↓

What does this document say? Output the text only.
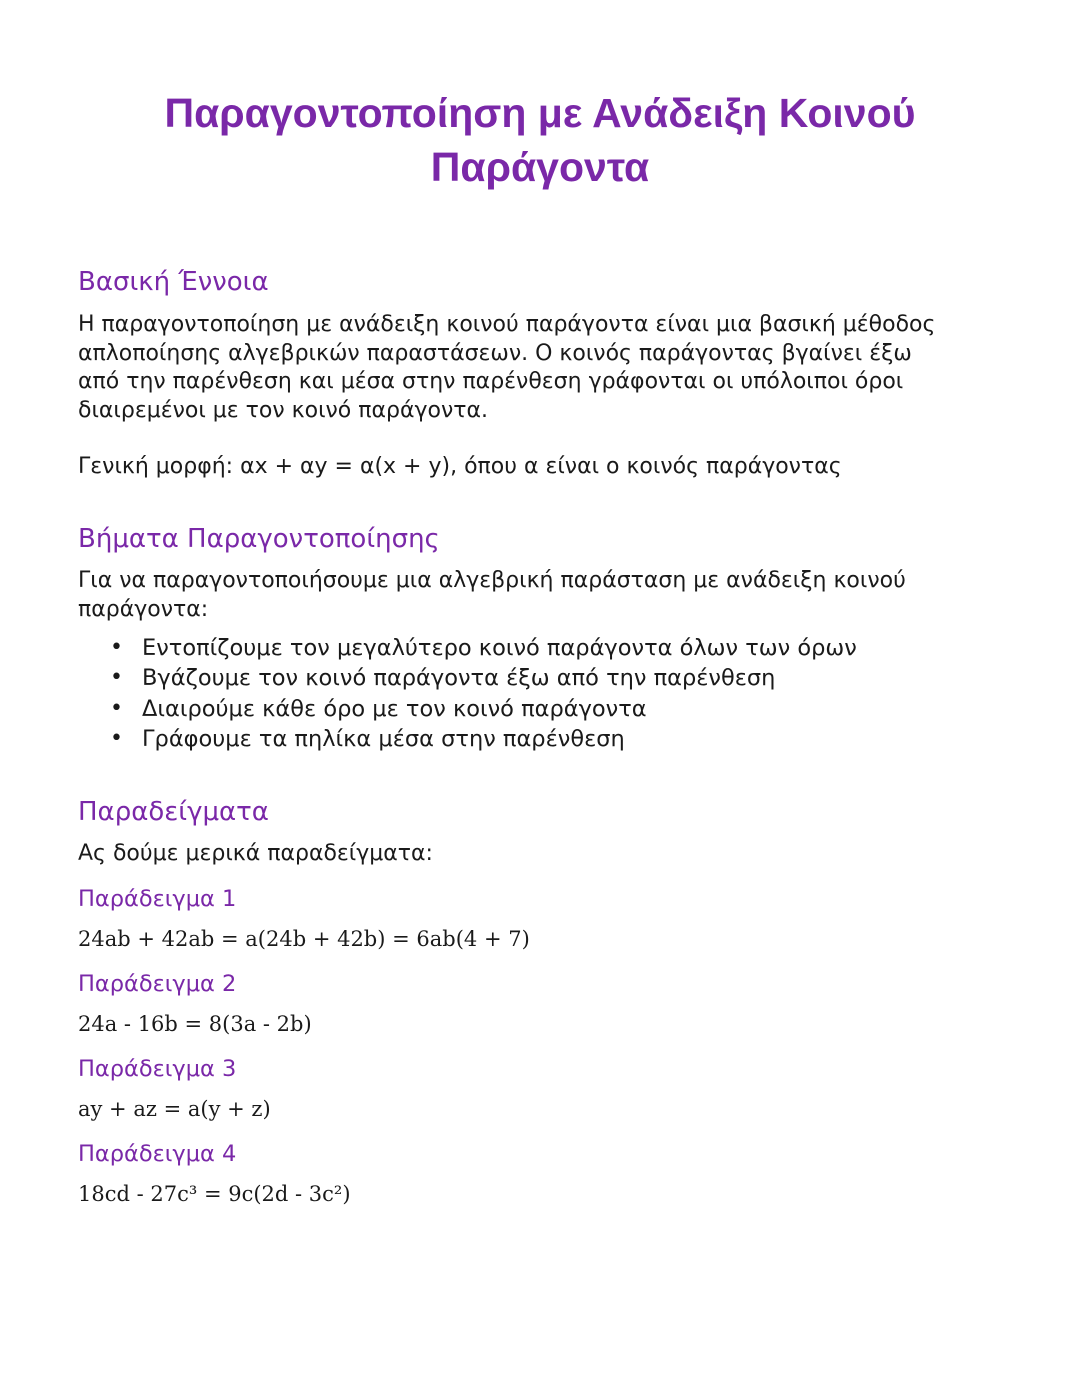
Παραγοντοποίηση με Ανάδειξη Κοινού
Παράγοντα
Βασική Έννοια

Η παραγοντοποίηση με ανάδειξη κοινού παράγοντα είναι μια βασική μέθοδος
απλοποίησης αλγεβρικών παραστάσεων. Ο κοινός παράγοντας βγαίνει έξω
από την παρένθεση και μέσα στην παρένθεση γράφονται οι υπόλοιποι όροι
διαιρεμένοι με τον κοινό παράγοντα.

Γενική μορφή: αx + αy = α(x + y), όπου α είναι ο κοινός παράγοντας

Βήματα Παραγοντοποίησης

Για να παραγοντοποιήσουμε μια αλγεβρική παράσταση με ανάδειξη κοινού
παράγοντα:

• Εντοπίζουμε τον μεγαλύτερο κοινό παράγοντα όλων των όρων
• Βγάζουμε τον κοινό παράγοντα έξω από την παρένθεση
• Διαιρούμε κάθε όρο με τον κοινό παράγοντα
• Γράφουμε τα πηλίκα μέσα στην παρένθεση
Παραδείγματα

Ας δούμε μερικά παραδείγματα:

Παράδειγμα 1

24ab + 42ab = a(24b + 42b) = 6ab(4 + 7)

Παράδειγμα 2

24a - 16b = 8(3a - 2b)

Παράδειγμα 3

ay + az = a(y + z)

Παράδειγμα 4

18cd - 27c³ = 9c(2d - 3c²)
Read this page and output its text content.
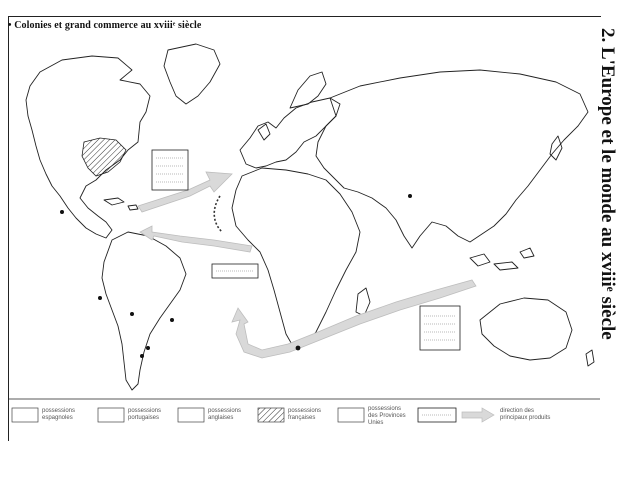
• Colonies et grand commerce au xviiiᵉ siècle
2. L'Europe et le monde au xviiiᵉ siècle
possessions
espagnoles
possessions
portugaises
possessions
anglaises
possessions
françaises
possessions
des Provinces
Unies
direction des
principaux produits
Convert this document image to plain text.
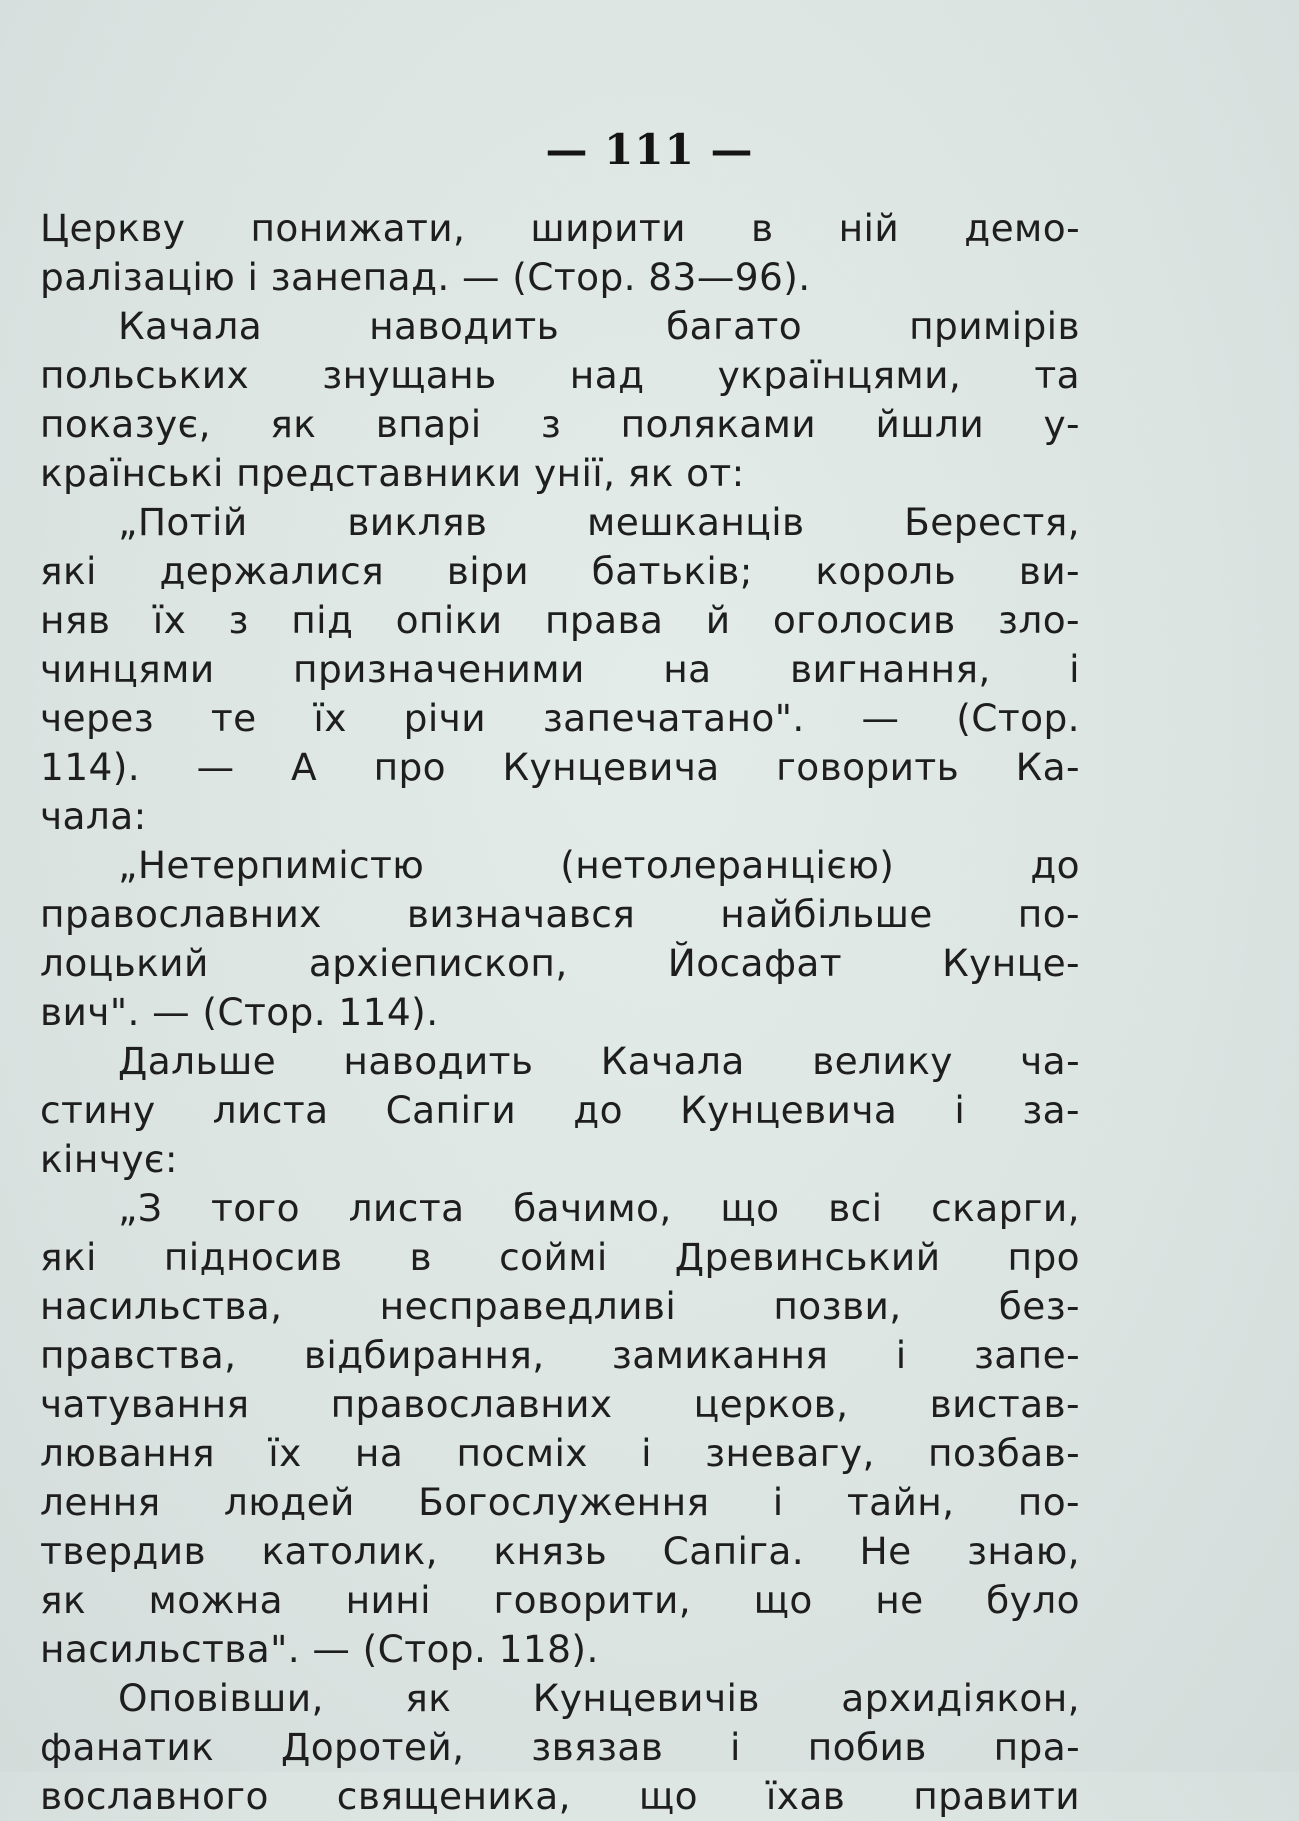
— 111 —
Церкву понижати, ширити в ній демо-
ралізацію і занепад. — (Стор. 83—96).
Качала наводить багато примірів
польських знущань над українцями, та
показує, як впарі з поляками йшли у-
країнські представники унії, як от:
„Потій викляв мешканців Берестя,
які держалися віри батьків; король ви-
няв їх з під опіки права й оголосив зло-
чинцями призначеними на вигнання, і
через те їх річи запечатано". — (Стор.
114). — А про Кунцевича говорить Ка-
чала:
„Нетерпимістю (нетолеранцією) до
православних визначався найбільше по-
лоцький архіепископ, Йосафат Кунце-
вич". — (Стор. 114).
Дальше наводить Качала велику ча-
стину листа Сапіги до Кунцевича і за-
кінчує:
„З того листа бачимо, що всі скарги,
які підносив в соймі Древинський про
насильства, несправедливі позви, без-
правства, відбирання, замикання і запе-
чатування православних церков, вистав-
лювання їх на посміх і зневагу, позбав-
лення людей Богослуження і тайн, по-
твердив католик, князь Сапіга. Не знаю,
як можна нині говорити, що не було
насильства". — (Стор. 118).
Оповівши, як Кунцевичів архидіякон,
фанатик Доротей, звязав і побив пра-
вославного священика, що їхав правити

↑

**Job:** All the records need to be repeated exactly, with the images dropped.

**Solved exercise:**
What does this document say? Output the text only.
Παραγοντοποίηση με Ανάδειξη Κοινού
Παράγοντα
Βασική Έννοια

Η παραγοντοποίηση με ανάδειξη κοινού παράγοντα είναι μια βασική μέθοδος
απλοποίησης αλγεβρικών παραστάσεων. Ο κοινός παράγοντας βγαίνει έξω
από την παρένθεση και μέσα στην παρένθεση γράφονται οι υπόλοιποι όροι
διαιρεμένοι με τον κοινό παράγοντα.

Γενική μορφή: αx + αy = α(x + y), όπου α είναι ο κοινός παράγοντας

Βήματα Παραγοντοποίησης

Για να παραγοντοποιήσουμε μια αλγεβρική παράσταση με ανάδειξη κοινού
παράγοντα:

• Εντοπίζουμε τον μεγαλύτερο κοινό παράγοντα όλων των όρων
• Βγάζουμε τον κοινό παράγοντα έξω από την παρένθεση
• Διαιρούμε κάθε όρο με τον κοινό παράγοντα
• Γράφουμε τα πηλίκα μέσα στην παρένθεση
Παραδείγματα

Ας δούμε μερικά παραδείγματα:

Παράδειγμα 1

24ab + 42ab = a(24b + 42b) = 6ab(4 + 7)

Παράδειγμα 2

24a - 16b = 8(3a - 2b)

Παράδειγμα 3

ay + az = a(y + z)

Παράδειγμα 4

18cd - 27c³ = 9c(2d - 3c²)
Read this page and output its text content.
• Colonies et grand commerce au xviiiᵉ siècle
2. L'Europe et le monde au xviiiᵉ siècle
possessions
espagnoles
possessions
portugaises
possessions
anglaises
possessions
françaises
possessions
des Provinces
Unies
direction des
principaux produits
Convert this document image to plain text.
— 111 —
Церкву понижати, ширити в ній демо-
ралізацію і занепад. — (Стор. 83—96).
Качала наводить багато примірів
польських знущань над українцями, та
показує, як впарі з поляками йшли у-
країнські представники унії, як от:
„Потій викляв мешканців Берестя,
які держалися віри батьків; король ви-
няв їх з під опіки права й оголосив зло-
чинцями призначеними на вигнання, і
через те їх річи запечатано". — (Стор.
114). — А про Кунцевича говорить Ка-
чала:
„Нетерпимістю (нетолеранцією) до
православних визначався найбільше по-
лоцький архіепископ, Йосафат Кунце-
вич". — (Стор. 114).
Дальше наводить Качала велику ча-
стину листа Сапіги до Кунцевича і за-
кінчує:
„З того листа бачимо, що всі скарги,
які підносив в соймі Древинський про
насильства, несправедливі позви, без-
правства, відбирання, замикання і запе-
чатування православних церков, вистав-
лювання їх на посміх і зневагу, позбав-
лення людей Богослуження і тайн, по-
твердив католик, князь Сапіга. Не знаю,
як можна нині говорити, що не було
насильства". — (Стор. 118).
Оповівши, як Кунцевичів архидіякон,
фанатик Доротей, звязав і побив пра-
вославного священика, що їхав правити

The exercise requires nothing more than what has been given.